> **SET EXERCISE**
Write out every entry word for word.

※

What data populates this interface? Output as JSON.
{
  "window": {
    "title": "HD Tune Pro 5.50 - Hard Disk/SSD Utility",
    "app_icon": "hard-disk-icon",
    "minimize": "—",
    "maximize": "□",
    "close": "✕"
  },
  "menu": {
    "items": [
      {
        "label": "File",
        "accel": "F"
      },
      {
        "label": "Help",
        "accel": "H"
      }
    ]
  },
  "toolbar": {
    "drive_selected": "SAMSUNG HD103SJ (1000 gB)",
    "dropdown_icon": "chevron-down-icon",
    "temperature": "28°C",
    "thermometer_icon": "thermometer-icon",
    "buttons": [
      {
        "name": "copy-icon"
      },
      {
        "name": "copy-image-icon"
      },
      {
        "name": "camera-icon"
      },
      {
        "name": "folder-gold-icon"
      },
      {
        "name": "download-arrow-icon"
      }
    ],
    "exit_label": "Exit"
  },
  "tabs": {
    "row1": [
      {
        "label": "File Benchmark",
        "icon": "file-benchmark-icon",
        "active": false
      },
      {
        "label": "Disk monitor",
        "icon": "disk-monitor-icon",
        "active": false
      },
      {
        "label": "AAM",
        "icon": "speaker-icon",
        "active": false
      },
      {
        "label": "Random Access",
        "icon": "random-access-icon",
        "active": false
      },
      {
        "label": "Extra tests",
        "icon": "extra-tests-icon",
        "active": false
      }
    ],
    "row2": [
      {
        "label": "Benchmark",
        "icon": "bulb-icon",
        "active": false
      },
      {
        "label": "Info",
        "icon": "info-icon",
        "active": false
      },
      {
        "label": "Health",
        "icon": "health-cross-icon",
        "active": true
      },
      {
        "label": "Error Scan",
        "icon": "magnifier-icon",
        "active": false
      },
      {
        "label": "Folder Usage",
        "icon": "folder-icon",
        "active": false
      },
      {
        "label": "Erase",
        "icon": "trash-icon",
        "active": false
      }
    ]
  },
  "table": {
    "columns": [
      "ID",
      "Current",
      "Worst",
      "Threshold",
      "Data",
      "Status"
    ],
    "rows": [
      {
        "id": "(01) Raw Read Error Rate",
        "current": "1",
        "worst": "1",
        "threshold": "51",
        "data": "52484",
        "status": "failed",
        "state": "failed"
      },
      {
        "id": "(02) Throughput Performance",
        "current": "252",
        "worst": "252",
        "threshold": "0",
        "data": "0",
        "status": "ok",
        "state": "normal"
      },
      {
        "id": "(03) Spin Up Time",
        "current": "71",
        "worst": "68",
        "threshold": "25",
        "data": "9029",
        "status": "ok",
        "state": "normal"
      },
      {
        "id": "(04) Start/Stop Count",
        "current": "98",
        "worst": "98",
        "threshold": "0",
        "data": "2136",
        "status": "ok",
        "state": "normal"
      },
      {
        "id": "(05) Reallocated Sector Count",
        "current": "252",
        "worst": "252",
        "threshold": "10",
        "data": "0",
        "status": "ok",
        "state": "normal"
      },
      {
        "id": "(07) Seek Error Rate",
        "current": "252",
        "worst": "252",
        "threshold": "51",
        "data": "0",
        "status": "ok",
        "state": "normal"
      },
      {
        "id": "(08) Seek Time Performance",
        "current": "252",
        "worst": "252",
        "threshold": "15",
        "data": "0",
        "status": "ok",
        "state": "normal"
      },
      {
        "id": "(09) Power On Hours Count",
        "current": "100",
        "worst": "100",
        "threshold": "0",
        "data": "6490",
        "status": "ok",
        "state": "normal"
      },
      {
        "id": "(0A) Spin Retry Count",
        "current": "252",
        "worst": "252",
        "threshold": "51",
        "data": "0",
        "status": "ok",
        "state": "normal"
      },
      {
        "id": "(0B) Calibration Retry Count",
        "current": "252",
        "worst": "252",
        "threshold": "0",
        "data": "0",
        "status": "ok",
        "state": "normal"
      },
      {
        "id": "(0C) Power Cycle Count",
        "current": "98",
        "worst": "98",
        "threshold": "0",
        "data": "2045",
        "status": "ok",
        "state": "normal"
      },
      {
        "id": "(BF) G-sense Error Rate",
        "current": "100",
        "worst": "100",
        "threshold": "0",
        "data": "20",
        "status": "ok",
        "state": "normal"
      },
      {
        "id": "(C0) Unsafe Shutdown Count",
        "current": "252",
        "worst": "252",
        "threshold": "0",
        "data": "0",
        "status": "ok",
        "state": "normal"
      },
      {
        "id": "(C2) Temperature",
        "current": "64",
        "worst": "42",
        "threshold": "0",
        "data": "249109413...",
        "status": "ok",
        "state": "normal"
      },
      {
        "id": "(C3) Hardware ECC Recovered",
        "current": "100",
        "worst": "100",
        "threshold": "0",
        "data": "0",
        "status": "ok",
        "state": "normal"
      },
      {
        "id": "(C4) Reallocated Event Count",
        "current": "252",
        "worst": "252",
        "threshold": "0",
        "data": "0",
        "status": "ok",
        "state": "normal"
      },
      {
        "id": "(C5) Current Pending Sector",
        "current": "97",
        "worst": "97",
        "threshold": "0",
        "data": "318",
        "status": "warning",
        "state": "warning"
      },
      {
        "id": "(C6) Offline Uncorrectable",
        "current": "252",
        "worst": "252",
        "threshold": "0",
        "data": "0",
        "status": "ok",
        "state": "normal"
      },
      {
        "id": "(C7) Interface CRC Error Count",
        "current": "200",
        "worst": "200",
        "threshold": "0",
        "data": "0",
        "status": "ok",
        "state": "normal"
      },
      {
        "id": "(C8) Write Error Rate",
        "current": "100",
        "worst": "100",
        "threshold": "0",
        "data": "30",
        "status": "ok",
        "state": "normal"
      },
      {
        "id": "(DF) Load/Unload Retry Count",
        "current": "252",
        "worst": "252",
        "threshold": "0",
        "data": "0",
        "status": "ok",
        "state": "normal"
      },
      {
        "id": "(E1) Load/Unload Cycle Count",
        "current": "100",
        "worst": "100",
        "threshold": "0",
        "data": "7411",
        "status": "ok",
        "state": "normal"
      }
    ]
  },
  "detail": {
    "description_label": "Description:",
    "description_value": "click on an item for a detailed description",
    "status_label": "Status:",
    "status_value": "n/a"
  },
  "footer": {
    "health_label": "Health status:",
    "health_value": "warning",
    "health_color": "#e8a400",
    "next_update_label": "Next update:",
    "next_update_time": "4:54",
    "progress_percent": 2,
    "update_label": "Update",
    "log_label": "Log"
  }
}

※

> **RESULT OF THIS EXERCISE**
What data populates this interface? Output as JSON.
{
  "window": {
    "title": "HD Tune Pro 5.50 - Hard Disk/SSD Utility",
    "app_icon": "hard-disk-icon",
    "minimize": "—",
    "maximize": "□",
    "close": "✕"
  },
  "menu": {
    "items": [
      {
        "label": "File",
        "accel": "F"
      },
      {
        "label": "Help",
        "accel": "H"
      }
    ]
  },
  "toolbar": {
    "drive_selected": "SAMSUNG HD103SJ (1000 gB)",
    "dropdown_icon": "chevron-down-icon",
    "temperature": "28°C",
    "thermometer_icon": "thermometer-icon",
    "buttons": [
      {
        "name": "copy-icon"
      },
      {
        "name": "copy-image-icon"
      },
      {
        "name": "camera-icon"
      },
      {
        "name": "folder-gold-icon"
      },
      {
        "name": "download-arrow-icon"
      }
    ],
    "exit_label": "Exit"
  },
  "tabs": {
    "row1": [
      {
        "label": "File Benchmark",
        "icon": "file-benchmark-icon",
        "active": false
      },
      {
        "label": "Disk monitor",
        "icon": "disk-monitor-icon",
        "active": false
      },
      {
        "label": "AAM",
        "icon": "speaker-icon",
        "active": false
      },
      {
        "label": "Random Access",
        "icon": "random-access-icon",
        "active": false
      },
      {
        "label": "Extra tests",
        "icon": "extra-tests-icon",
        "active": false
      }
    ],
    "row2": [
      {
        "label": "Benchmark",
        "icon": "bulb-icon",
        "active": false
      },
      {
        "label": "Info",
        "icon": "info-icon",
        "active": false
      },
      {
        "label": "Health",
        "icon": "health-cross-icon",
        "active": true
      },
      {
        "label": "Error Scan",
        "icon": "magnifier-icon",
        "active": false
      },
      {
        "label": "Folder Usage",
        "icon": "folder-icon",
        "active": false
      },
      {
        "label": "Erase",
        "icon": "trash-icon",
        "active": false
      }
    ]
  },
  "table": {
    "columns": [
      "ID",
      "Current",
      "Worst",
      "Threshold",
      "Data",
      "Status"
    ],
    "rows": [
      {
        "id": "(01) Raw Read Error Rate",
        "current": "1",
        "worst": "1",
        "threshold": "51",
        "data": "52484",
        "status": "failed",
        "state": "failed"
      },
      {
        "id": "(02) Throughput Performance",
        "current": "252",
        "worst": "252",
        "threshold": "0",
        "data": "0",
        "status": "ok",
        "state": "normal"
      },
      {
        "id": "(03) Spin Up Time",
        "current": "71",
        "worst": "68",
        "threshold": "25",
        "data": "9029",
        "status": "ok",
        "state": "normal"
      },
      {
        "id": "(04) Start/Stop Count",
        "current": "98",
        "worst": "98",
        "threshold": "0",
        "data": "2136",
        "status": "ok",
        "state": "normal"
      },
      {
        "id": "(05) Reallocated Sector Count",
        "current": "252",
        "worst": "252",
        "threshold": "10",
        "data": "0",
        "status": "ok",
        "state": "normal"
      },
      {
        "id": "(07) Seek Error Rate",
        "current": "252",
        "worst": "252",
        "threshold": "51",
        "data": "0",
        "status": "ok",
        "state": "normal"
      },
      {
        "id": "(08) Seek Time Performance",
        "current": "252",
        "worst": "252",
        "threshold": "15",
        "data": "0",
        "status": "ok",
        "state": "normal"
      },
      {
        "id": "(09) Power On Hours Count",
        "current": "100",
        "worst": "100",
        "threshold": "0",
        "data": "6490",
        "status": "ok",
        "state": "normal"
      },
      {
        "id": "(0A) Spin Retry Count",
        "current": "252",
        "worst": "252",
        "threshold": "51",
        "data": "0",
        "status": "ok",
        "state": "normal"
      },
      {
        "id": "(0B) Calibration Retry Count",
        "current": "252",
        "worst": "252",
        "threshold": "0",
        "data": "0",
        "status": "ok",
        "state": "normal"
      },
      {
        "id": "(0C) Power Cycle Count",
        "current": "98",
        "worst": "98",
        "threshold": "0",
        "data": "2045",
        "status": "ok",
        "state": "normal"
      },
      {
        "id": "(BF) G-sense Error Rate",
        "current": "100",
        "worst": "100",
        "threshold": "0",
        "data": "20",
        "status": "ok",
        "state": "normal"
      },
      {
        "id": "(C0) Unsafe Shutdown Count",
        "current": "252",
        "worst": "252",
        "threshold": "0",
        "data": "0",
        "status": "ok",
        "state": "normal"
      },
      {
        "id": "(C2) Temperature",
        "current": "64",
        "worst": "42",
        "threshold": "0",
        "data": "249109413...",
        "status": "ok",
        "state": "normal"
      },
      {
        "id": "(C3) Hardware ECC Recovered",
        "current": "100",
        "worst": "100",
        "threshold": "0",
        "data": "0",
        "status": "ok",
        "state": "normal"
      },
      {
        "id": "(C4) Reallocated Event Count",
        "current": "252",
        "worst": "252",
        "threshold": "0",
        "data": "0",
        "status": "ok",
        "state": "normal"
      },
      {
        "id": "(C5) Current Pending Sector",
        "current": "97",
        "worst": "97",
        "threshold": "0",
        "data": "318",
        "status": "warning",
        "state": "warning"
      },
      {
        "id": "(C6) Offline Uncorrectable",
        "current": "252",
        "worst": "252",
        "threshold": "0",
        "data": "0",
        "status": "ok",
        "state": "normal"
      },
      {
        "id": "(C7) Interface CRC Error Count",
        "current": "200",
        "worst": "200",
        "threshold": "0",
        "data": "0",
        "status": "ok",
        "state": "normal"
      },
      {
        "id": "(C8) Write Error Rate",
        "current": "100",
        "worst": "100",
        "threshold": "0",
        "data": "30",
        "status": "ok",
        "state": "normal"
      },
      {
        "id": "(DF) Load/Unload Retry Count",
        "current": "252",
        "worst": "252",
        "threshold": "0",
        "data": "0",
        "status": "ok",
        "state": "normal"
      },
      {
        "id": "(E1) Load/Unload Cycle Count",
        "current": "100",
        "worst": "100",
        "threshold": "0",
        "data": "7411",
        "status": "ok",
        "state": "normal"
      }
    ]
  },
  "detail": {
    "description_label": "Description:",
    "description_value": "click on an item for a detailed description",
    "status_label": "Status:",
    "status_value": "n/a"
  },
  "footer": {
    "health_label": "Health status:",
    "health_value": "warning",
    "health_color": "#e8a400",
    "next_update_label": "Next update:",
    "next_update_time": "4:54",
    "progress_percent": 2,
    "update_label": "Update",
    "log_label": "Log"
  }
}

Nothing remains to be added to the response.